--- Start EXERCISE MATERIAL ---

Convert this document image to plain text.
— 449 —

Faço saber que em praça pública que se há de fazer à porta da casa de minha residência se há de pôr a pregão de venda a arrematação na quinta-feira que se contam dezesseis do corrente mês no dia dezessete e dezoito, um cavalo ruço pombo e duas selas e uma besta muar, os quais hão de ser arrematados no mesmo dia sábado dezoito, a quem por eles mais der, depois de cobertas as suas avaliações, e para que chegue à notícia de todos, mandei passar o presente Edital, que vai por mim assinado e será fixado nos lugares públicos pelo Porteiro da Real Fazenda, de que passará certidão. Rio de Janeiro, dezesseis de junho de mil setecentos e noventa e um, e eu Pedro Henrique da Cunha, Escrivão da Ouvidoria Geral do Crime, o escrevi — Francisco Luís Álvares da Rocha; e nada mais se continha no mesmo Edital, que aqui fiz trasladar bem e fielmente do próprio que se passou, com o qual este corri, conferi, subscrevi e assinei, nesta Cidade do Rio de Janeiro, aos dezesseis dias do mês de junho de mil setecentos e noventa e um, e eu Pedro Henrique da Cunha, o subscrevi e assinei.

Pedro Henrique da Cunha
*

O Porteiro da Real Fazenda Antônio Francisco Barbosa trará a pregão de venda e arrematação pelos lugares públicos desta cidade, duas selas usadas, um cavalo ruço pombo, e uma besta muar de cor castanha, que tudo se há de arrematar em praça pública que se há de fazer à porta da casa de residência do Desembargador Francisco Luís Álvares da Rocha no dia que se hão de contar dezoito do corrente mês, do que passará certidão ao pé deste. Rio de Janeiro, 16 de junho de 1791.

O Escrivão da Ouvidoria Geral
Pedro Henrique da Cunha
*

--- End EXERCISE MATERIAL ---

**WHAT YOU WILL DO:** Repeat every record, exactly as written.

**ANSWER TO THIS EXERCISE:**
Convert this document image to plain text.
— 449 —

Faço saber que em praça pública que se há de fazer à porta da casa de minha residência se há de pôr a pregão de venda a arrematação na quinta-feira que se contam dezesseis do corrente mês no dia dezessete e dezoito, um cavalo ruço pombo e duas selas e uma besta muar, os quais hão de ser arrematados no mesmo dia sábado dezoito, a quem por eles mais der, depois de cobertas as suas avaliações, e para que chegue à notícia de todos, mandei passar o presente Edital, que vai por mim assinado e será fixado nos lugares públicos pelo Porteiro da Real Fazenda, de que passará certidão. Rio de Janeiro, dezesseis de junho de mil setecentos e noventa e um, e eu Pedro Henrique da Cunha, Escrivão da Ouvidoria Geral do Crime, o escrevi — Francisco Luís Álvares da Rocha; e nada mais se continha no mesmo Edital, que aqui fiz trasladar bem e fielmente do próprio que se passou, com o qual este corri, conferi, subscrevi e assinei, nesta Cidade do Rio de Janeiro, aos dezesseis dias do mês de junho de mil setecentos e noventa e um, e eu Pedro Henrique da Cunha, o subscrevi e assinei.

Pedro Henrique da Cunha
*

O Porteiro da Real Fazenda Antônio Francisco Barbosa trará a pregão de venda e arrematação pelos lugares públicos desta cidade, duas selas usadas, um cavalo ruço pombo, e uma besta muar de cor castanha, que tudo se há de arrematar em praça pública que se há de fazer à porta da casa de residência do Desembargador Francisco Luís Álvares da Rocha no dia que se hão de contar dezoito do corrente mês, do que passará certidão ao pé deste. Rio de Janeiro, 16 de junho de 1791.

O Escrivão da Ouvidoria Geral
Pedro Henrique da Cunha
*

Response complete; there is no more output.